Stored records

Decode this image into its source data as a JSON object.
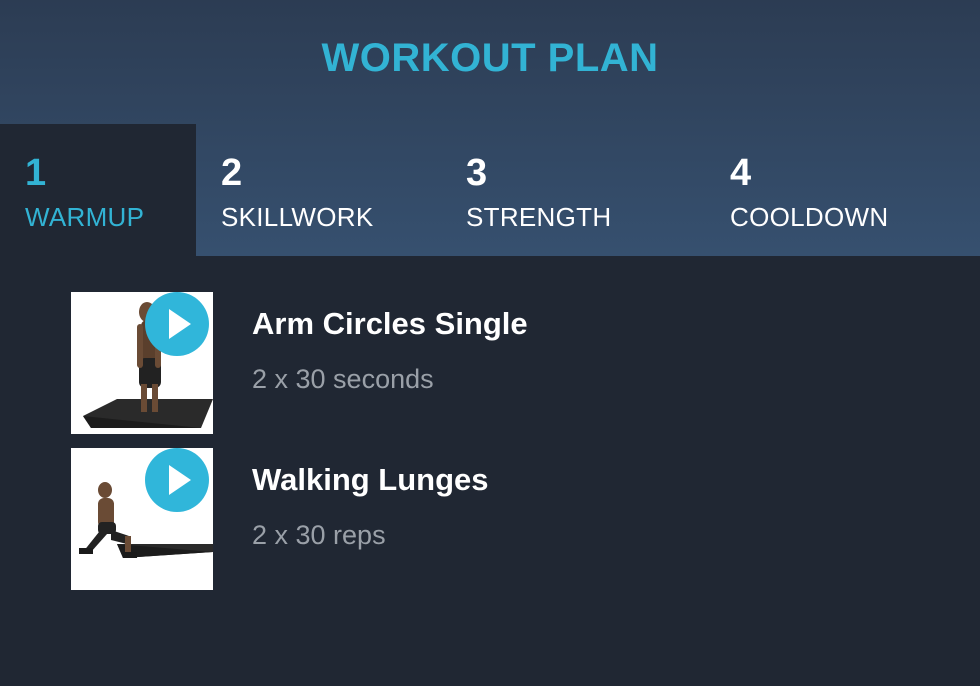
{
  "header": {
    "title": "WORKOUT PLAN"
  },
  "tabs": [
    {
      "number": "1",
      "label": "WARMUP",
      "active": true
    },
    {
      "number": "2",
      "label": "SKILLWORK",
      "active": false
    },
    {
      "number": "3",
      "label": "STRENGTH",
      "active": false
    },
    {
      "number": "4",
      "label": "COOLDOWN",
      "active": false
    }
  ],
  "exercises": [
    {
      "name": "Arm Circles Single",
      "detail": "2 x 30 seconds",
      "icon": "play-icon"
    },
    {
      "name": "Walking Lunges",
      "detail": "2 x 30 reps",
      "icon": "play-icon"
    }
  ],
  "colors": {
    "accent": "#32b3d4",
    "background": "#202733",
    "header_top": "#2c3c53",
    "header_bottom": "#36506f",
    "secondary_text": "#9aa0a8"
  }
}
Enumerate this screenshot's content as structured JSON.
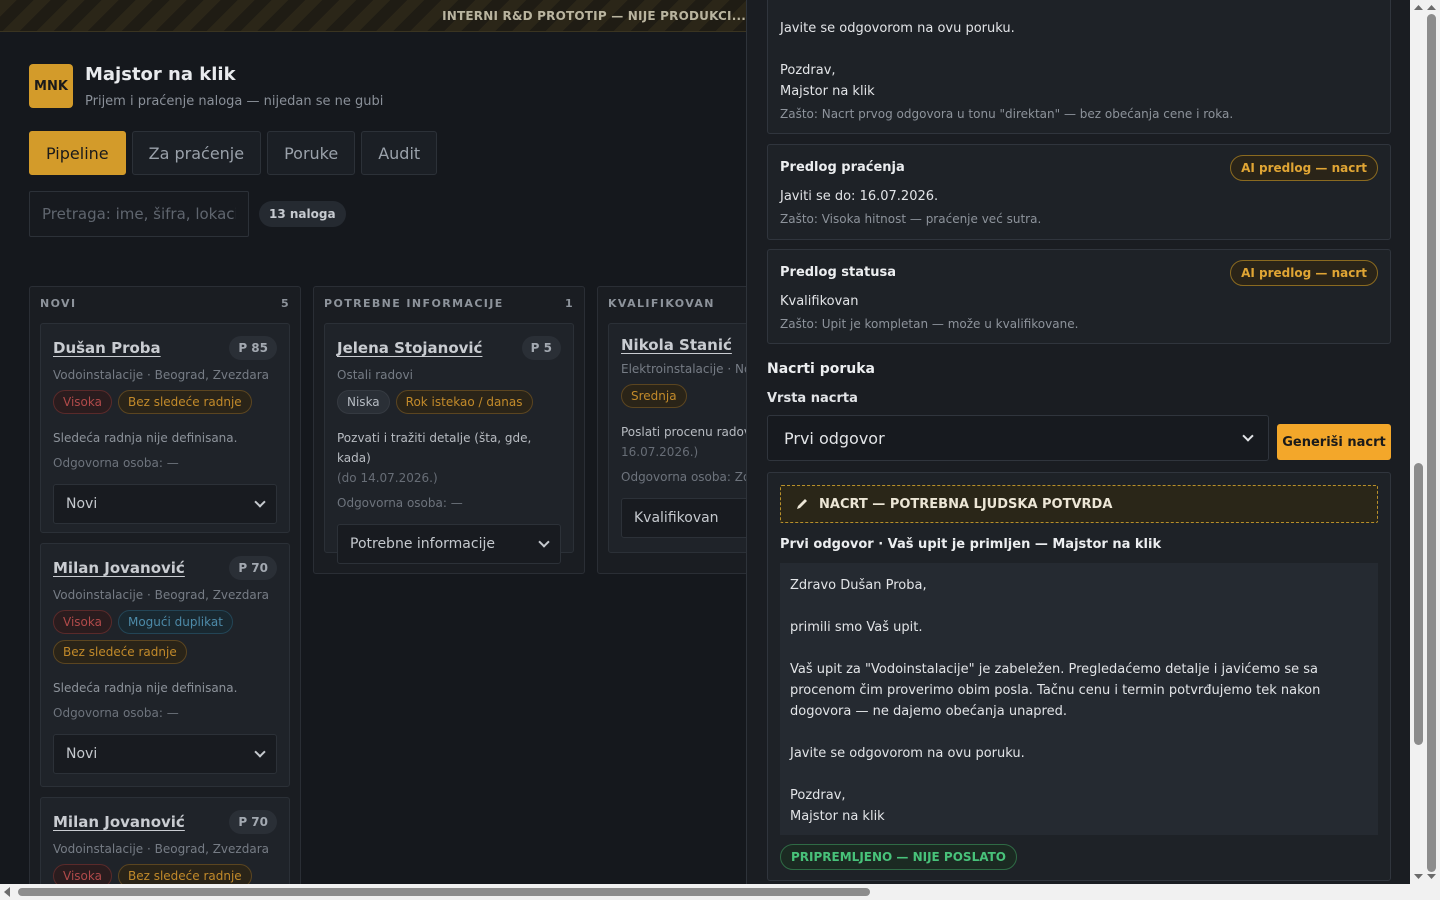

Short exercise — Using the listing above, list every line in which the string "JSON" occurs.

Written response —
Decode this image into its source data as a JSON object.
Enumerate this screenshot's content as structured JSON.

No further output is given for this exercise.